Boxed element entries

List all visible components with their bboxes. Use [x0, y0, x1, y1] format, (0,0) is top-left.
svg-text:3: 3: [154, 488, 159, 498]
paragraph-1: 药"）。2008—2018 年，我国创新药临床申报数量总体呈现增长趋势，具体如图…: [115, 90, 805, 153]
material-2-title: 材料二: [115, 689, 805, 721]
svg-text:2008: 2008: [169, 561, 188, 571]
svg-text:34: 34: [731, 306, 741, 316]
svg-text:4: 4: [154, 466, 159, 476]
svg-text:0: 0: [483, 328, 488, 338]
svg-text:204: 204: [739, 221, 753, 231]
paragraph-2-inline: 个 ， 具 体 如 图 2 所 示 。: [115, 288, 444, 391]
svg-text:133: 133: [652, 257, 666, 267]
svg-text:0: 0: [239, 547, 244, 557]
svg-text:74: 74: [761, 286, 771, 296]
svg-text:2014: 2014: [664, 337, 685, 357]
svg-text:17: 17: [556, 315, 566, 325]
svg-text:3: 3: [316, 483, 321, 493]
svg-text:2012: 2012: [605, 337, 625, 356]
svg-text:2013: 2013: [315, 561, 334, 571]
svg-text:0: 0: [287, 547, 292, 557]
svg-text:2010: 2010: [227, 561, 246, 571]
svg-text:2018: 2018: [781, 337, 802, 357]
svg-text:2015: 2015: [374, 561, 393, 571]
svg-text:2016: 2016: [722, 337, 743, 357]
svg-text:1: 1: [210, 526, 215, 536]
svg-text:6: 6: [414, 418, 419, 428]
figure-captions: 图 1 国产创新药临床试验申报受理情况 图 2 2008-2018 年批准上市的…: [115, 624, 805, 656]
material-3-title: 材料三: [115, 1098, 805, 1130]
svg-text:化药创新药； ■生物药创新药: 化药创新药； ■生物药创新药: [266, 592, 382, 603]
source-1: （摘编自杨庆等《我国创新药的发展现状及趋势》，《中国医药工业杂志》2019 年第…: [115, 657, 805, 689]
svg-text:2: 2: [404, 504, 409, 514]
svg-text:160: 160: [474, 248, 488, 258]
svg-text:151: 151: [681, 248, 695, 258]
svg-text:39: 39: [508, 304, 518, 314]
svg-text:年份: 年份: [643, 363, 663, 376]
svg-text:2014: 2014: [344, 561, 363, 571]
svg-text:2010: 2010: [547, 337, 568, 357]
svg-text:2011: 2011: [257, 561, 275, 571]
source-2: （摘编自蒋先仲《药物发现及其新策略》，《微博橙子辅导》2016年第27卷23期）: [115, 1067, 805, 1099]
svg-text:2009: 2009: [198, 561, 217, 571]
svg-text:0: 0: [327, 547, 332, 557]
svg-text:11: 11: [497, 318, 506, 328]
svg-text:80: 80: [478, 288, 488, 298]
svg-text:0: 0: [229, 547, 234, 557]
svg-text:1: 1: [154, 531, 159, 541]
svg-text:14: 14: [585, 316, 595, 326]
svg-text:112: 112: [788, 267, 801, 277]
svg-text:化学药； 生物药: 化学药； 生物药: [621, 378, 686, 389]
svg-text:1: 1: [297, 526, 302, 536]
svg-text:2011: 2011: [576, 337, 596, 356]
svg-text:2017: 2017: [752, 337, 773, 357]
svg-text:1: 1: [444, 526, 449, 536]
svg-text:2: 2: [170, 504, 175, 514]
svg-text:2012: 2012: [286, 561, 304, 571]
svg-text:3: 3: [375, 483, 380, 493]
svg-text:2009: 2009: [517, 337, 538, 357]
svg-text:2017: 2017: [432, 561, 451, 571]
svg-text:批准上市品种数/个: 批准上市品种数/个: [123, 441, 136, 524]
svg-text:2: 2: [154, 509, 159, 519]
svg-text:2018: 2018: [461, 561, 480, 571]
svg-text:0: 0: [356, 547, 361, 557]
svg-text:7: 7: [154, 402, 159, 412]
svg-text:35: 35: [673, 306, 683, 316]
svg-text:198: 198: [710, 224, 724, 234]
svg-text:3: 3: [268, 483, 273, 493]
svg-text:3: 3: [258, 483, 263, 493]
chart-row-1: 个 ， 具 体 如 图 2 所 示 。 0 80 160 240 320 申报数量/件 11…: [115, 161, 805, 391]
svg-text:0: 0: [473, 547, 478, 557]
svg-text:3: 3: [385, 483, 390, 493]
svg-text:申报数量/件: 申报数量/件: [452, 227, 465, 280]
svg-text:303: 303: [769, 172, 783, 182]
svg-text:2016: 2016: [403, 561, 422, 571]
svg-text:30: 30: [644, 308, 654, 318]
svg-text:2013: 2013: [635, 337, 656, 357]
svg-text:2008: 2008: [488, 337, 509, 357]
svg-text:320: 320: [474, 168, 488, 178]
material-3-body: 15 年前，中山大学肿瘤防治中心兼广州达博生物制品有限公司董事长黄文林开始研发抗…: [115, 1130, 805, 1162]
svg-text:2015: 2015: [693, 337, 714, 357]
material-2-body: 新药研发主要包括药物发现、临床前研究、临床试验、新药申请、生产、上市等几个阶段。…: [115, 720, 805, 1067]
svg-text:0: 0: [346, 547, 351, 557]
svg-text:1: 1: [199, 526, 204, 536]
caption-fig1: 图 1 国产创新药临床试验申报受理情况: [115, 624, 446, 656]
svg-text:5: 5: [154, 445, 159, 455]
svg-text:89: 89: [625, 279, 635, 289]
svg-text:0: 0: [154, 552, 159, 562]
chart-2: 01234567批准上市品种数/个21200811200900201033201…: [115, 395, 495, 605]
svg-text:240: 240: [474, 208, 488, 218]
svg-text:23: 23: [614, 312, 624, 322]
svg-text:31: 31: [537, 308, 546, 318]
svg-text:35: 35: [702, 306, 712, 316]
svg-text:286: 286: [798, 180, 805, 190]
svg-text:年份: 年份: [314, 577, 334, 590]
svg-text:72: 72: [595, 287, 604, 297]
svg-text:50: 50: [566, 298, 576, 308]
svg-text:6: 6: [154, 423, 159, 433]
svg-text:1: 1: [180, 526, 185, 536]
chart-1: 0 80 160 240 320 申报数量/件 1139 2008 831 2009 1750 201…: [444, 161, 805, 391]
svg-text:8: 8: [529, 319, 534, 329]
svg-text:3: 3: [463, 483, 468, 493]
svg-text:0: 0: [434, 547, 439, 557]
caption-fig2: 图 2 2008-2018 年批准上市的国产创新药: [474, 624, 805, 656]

> SHORT TASK
Copy out every line of the material above, word for word, with nothing changed.

> RESULT FOR THIS TASK
List all visible components with their bboxes. Use [x0, y0, x1, y1] format, (0,0) is top-left.
svg-text:3: 3: [154, 488, 159, 498]
paragraph-1: 药"）。2008—2018 年，我国创新药临床申报数量总体呈现增长趋势，具体如图…: [115, 90, 805, 153]
material-2-title: 材料二: [115, 689, 805, 721]
svg-text:2008: 2008: [169, 561, 188, 571]
svg-text:34: 34: [731, 306, 741, 316]
svg-text:4: 4: [154, 466, 159, 476]
svg-text:0: 0: [483, 328, 488, 338]
svg-text:204: 204: [739, 221, 753, 231]
paragraph-2-inline: 个 ， 具 体 如 图 2 所 示 。: [115, 288, 444, 391]
svg-text:133: 133: [652, 257, 666, 267]
svg-text:0: 0: [239, 547, 244, 557]
svg-text:74: 74: [761, 286, 771, 296]
svg-text:2014: 2014: [664, 337, 685, 357]
svg-text:17: 17: [556, 315, 566, 325]
svg-text:3: 3: [316, 483, 321, 493]
svg-text:2012: 2012: [605, 337, 625, 356]
svg-text:2013: 2013: [315, 561, 334, 571]
svg-text:0: 0: [287, 547, 292, 557]
svg-text:2010: 2010: [227, 561, 246, 571]
svg-text:2018: 2018: [781, 337, 802, 357]
svg-text:2015: 2015: [374, 561, 393, 571]
svg-text:2016: 2016: [722, 337, 743, 357]
svg-text:1: 1: [210, 526, 215, 536]
svg-text:6: 6: [414, 418, 419, 428]
figure-captions: 图 1 国产创新药临床试验申报受理情况 图 2 2008-2018 年批准上市的…: [115, 624, 805, 656]
material-3-title: 材料三: [115, 1098, 805, 1130]
svg-text:化药创新药； ■生物药创新药: 化药创新药； ■生物药创新药: [266, 592, 382, 603]
source-1: （摘编自杨庆等《我国创新药的发展现状及趋势》，《中国医药工业杂志》2019 年第…: [115, 657, 805, 689]
svg-text:2: 2: [404, 504, 409, 514]
svg-text:160: 160: [474, 248, 488, 258]
svg-text:151: 151: [681, 248, 695, 258]
svg-text:39: 39: [508, 304, 518, 314]
svg-text:年份: 年份: [643, 363, 663, 376]
svg-text:2014: 2014: [344, 561, 363, 571]
svg-text:2010: 2010: [547, 337, 568, 357]
svg-text:2011: 2011: [257, 561, 275, 571]
source-2: （摘编自蒋先仲《药物发现及其新策略》，《微博橙子辅导》2016年第27卷23期）: [115, 1067, 805, 1099]
svg-text:2009: 2009: [198, 561, 217, 571]
svg-text:0: 0: [327, 547, 332, 557]
svg-text:11: 11: [497, 318, 506, 328]
svg-text:80: 80: [478, 288, 488, 298]
svg-text:0: 0: [229, 547, 234, 557]
svg-text:1: 1: [154, 531, 159, 541]
svg-text:14: 14: [585, 316, 595, 326]
svg-text:112: 112: [788, 267, 801, 277]
svg-text:化学药； 生物药: 化学药； 生物药: [621, 378, 686, 389]
svg-text:1: 1: [297, 526, 302, 536]
svg-text:2011: 2011: [576, 337, 596, 356]
svg-text:2017: 2017: [752, 337, 773, 357]
svg-text:1: 1: [444, 526, 449, 536]
svg-text:2: 2: [170, 504, 175, 514]
svg-text:2012: 2012: [286, 561, 304, 571]
svg-text:3: 3: [375, 483, 380, 493]
svg-text:2009: 2009: [517, 337, 538, 357]
svg-text:2017: 2017: [432, 561, 451, 571]
svg-text:批准上市品种数/个: 批准上市品种数/个: [123, 441, 136, 524]
svg-text:2: 2: [154, 509, 159, 519]
svg-text:2018: 2018: [461, 561, 480, 571]
svg-text:0: 0: [356, 547, 361, 557]
svg-text:7: 7: [154, 402, 159, 412]
svg-text:35: 35: [673, 306, 683, 316]
svg-text:198: 198: [710, 224, 724, 234]
svg-text:3: 3: [268, 483, 273, 493]
svg-text:3: 3: [258, 483, 263, 493]
chart-row-1: 个 ， 具 体 如 图 2 所 示 。 0 80 160 240 320 申报数量/件 11…: [115, 161, 805, 391]
svg-text:0: 0: [473, 547, 478, 557]
svg-text:3: 3: [385, 483, 390, 493]
svg-text:申报数量/件: 申报数量/件: [452, 227, 465, 280]
svg-text:303: 303: [769, 172, 783, 182]
svg-text:2016: 2016: [403, 561, 422, 571]
svg-text:30: 30: [644, 308, 654, 318]
svg-text:2013: 2013: [635, 337, 656, 357]
svg-text:2008: 2008: [488, 337, 509, 357]
svg-text:320: 320: [474, 168, 488, 178]
material-3-body: 15 年前，中山大学肿瘤防治中心兼广州达博生物制品有限公司董事长黄文林开始研发抗…: [115, 1130, 805, 1162]
svg-text:2015: 2015: [693, 337, 714, 357]
material-2-body: 新药研发主要包括药物发现、临床前研究、临床试验、新药申请、生产、上市等几个阶段。…: [115, 720, 805, 1067]
svg-text:0: 0: [346, 547, 351, 557]
svg-text:1: 1: [199, 526, 204, 536]
caption-fig1: 图 1 国产创新药临床试验申报受理情况: [115, 624, 446, 656]
svg-text:5: 5: [154, 445, 159, 455]
svg-text:89: 89: [625, 279, 635, 289]
svg-text:0: 0: [154, 552, 159, 562]
chart-2: 01234567批准上市品种数/个21200811200900201033201…: [115, 395, 495, 605]
svg-text:240: 240: [474, 208, 488, 218]
svg-text:23: 23: [614, 312, 624, 322]
svg-text:31: 31: [537, 308, 546, 318]
svg-text:35: 35: [702, 306, 712, 316]
svg-text:286: 286: [798, 180, 805, 190]
svg-text:年份: 年份: [314, 577, 334, 590]
svg-text:72: 72: [595, 287, 604, 297]
svg-text:50: 50: [566, 298, 576, 308]
svg-text:6: 6: [154, 423, 159, 433]
svg-text:1: 1: [180, 526, 185, 536]
chart-1: 0 80 160 240 320 申报数量/件 1139 2008 831 2009 1750 201…: [444, 161, 805, 391]
svg-text:8: 8: [529, 319, 534, 329]
svg-text:3: 3: [463, 483, 468, 493]
svg-text:0: 0: [434, 547, 439, 557]
caption-fig2: 图 2 2008-2018 年批准上市的国产创新药: [474, 624, 805, 656]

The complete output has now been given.